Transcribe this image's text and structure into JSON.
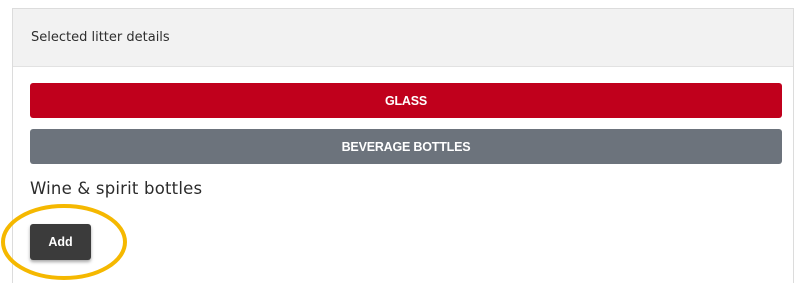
{
  "panel": {
    "header_title": "Selected litter details"
  },
  "categories": [
    {
      "label": "GLASS",
      "color": "#c0001c"
    },
    {
      "label": "BEVERAGE BOTTLES",
      "color": "#6c737c"
    }
  ],
  "selected_item": {
    "name": "Wine & spirit bottles"
  },
  "actions": {
    "add_label": "Add"
  },
  "annotation": {
    "ring_color": "#f5b800"
  }
}
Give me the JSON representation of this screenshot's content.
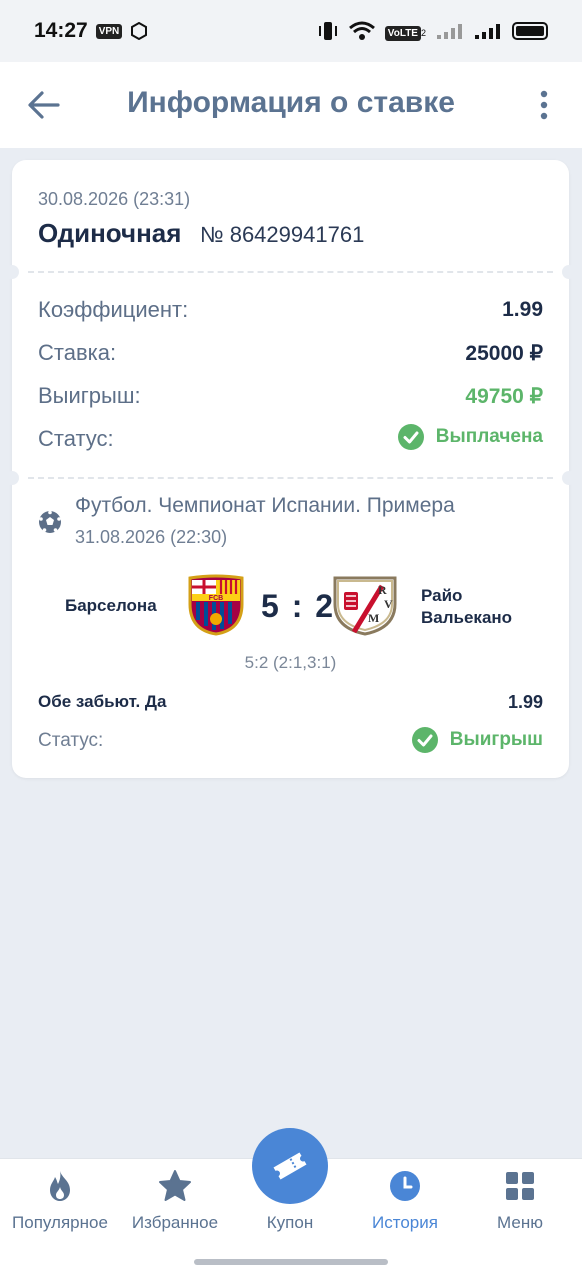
{
  "status_bar": {
    "time": "14:27",
    "vpn": "VPN",
    "volte": "VoLTE",
    "volte_sub": "2"
  },
  "header": {
    "title": "Информация о ставке",
    "icons": [
      "arrow-back-icon",
      "more-vertical-icon"
    ]
  },
  "bet": {
    "date": "30.08.2026 (23:31)",
    "type": "Одиночная",
    "number": "№ 86429941761",
    "rows": {
      "coef_label": "Коэффициент:",
      "coef_value": "1.99",
      "stake_label": "Ставка:",
      "stake_value": "25000 ₽",
      "win_label": "Выигрыш:",
      "win_value": "49750 ₽",
      "status_label": "Статус:",
      "status_value": "Выплачена"
    }
  },
  "event": {
    "league": "Футбол. Чемпионат Испании. Примера",
    "date": "31.08.2026 (22:30)",
    "team1": "Барселона",
    "team1_crest_text": "FCB",
    "score": "5 : 2",
    "team2": "Райо Вальекано",
    "team2_crest_text": "RVM",
    "score_detail": "5:2 (2:1,3:1)",
    "market": "Обе забьют. Да",
    "market_odd": "1.99",
    "status_label": "Статус:",
    "status_value": "Выигрыш"
  },
  "colors": {
    "accent": "#4a86d6",
    "title": "#5b7391",
    "success": "#5cb56a",
    "dark_text": "#1d2c48"
  },
  "bottom_nav": {
    "items": [
      {
        "label": "Популярное",
        "icon": "flame-icon"
      },
      {
        "label": "Избранное",
        "icon": "star-icon"
      },
      {
        "label": "Купон",
        "icon": "ticket-icon"
      },
      {
        "label": "История",
        "icon": "clock-icon"
      },
      {
        "label": "Меню",
        "icon": "grid-icon"
      }
    ]
  }
}
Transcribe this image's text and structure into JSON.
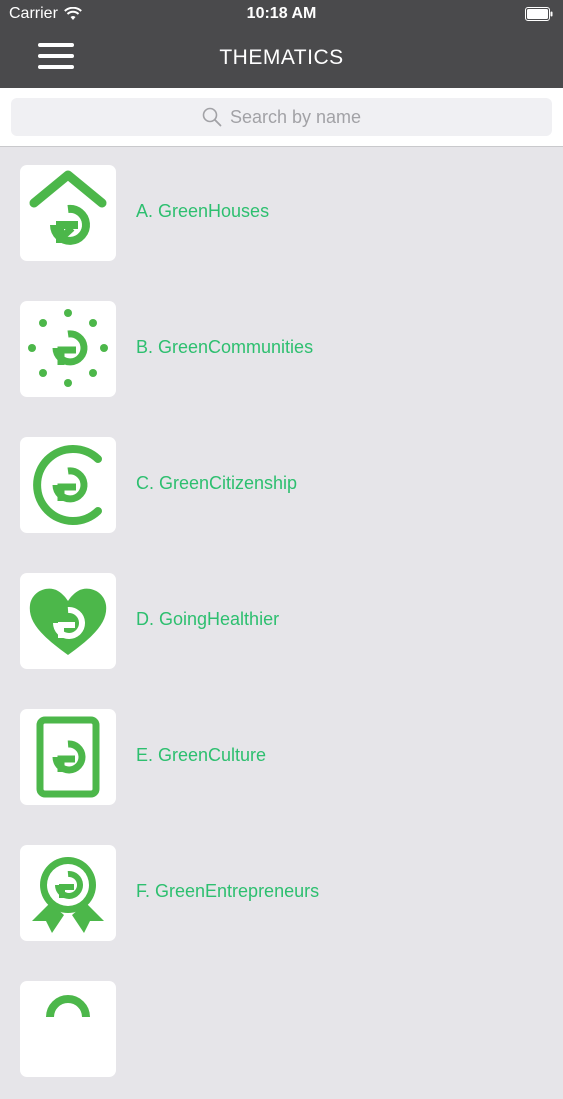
{
  "status_bar": {
    "carrier": "Carrier",
    "time": "10:18 AM"
  },
  "nav": {
    "title": "THEMATICS",
    "menu_icon": "hamburger-menu-icon"
  },
  "search": {
    "placeholder": "Search by name",
    "icon": "search-icon"
  },
  "colors": {
    "header_bg": "#4a4a4c",
    "accent_green": "#4cb74a",
    "label_green": "#2dbf6f",
    "list_bg": "#e6e5e9"
  },
  "thematics": [
    {
      "label": "A. GreenHouses",
      "icon": "house-recycle-icon"
    },
    {
      "label": "B. GreenCommunities",
      "icon": "dots-circle-recycle-icon"
    },
    {
      "label": "C. GreenCitizenship",
      "icon": "c-recycle-icon"
    },
    {
      "label": "D. GoingHealthier",
      "icon": "heart-recycle-icon"
    },
    {
      "label": "E. GreenCulture",
      "icon": "card-recycle-icon"
    },
    {
      "label": "F. GreenEntrepreneurs",
      "icon": "badge-recycle-icon"
    },
    {
      "label": "",
      "icon": "recycle-icon"
    }
  ]
}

****************

#### [GOAL]
From the data above, show each line that contains "date".

#### [THE SOLUTION]
    "date": "30.08.2026 (23:31)",
    "date": "31.08.2026 (22:30)",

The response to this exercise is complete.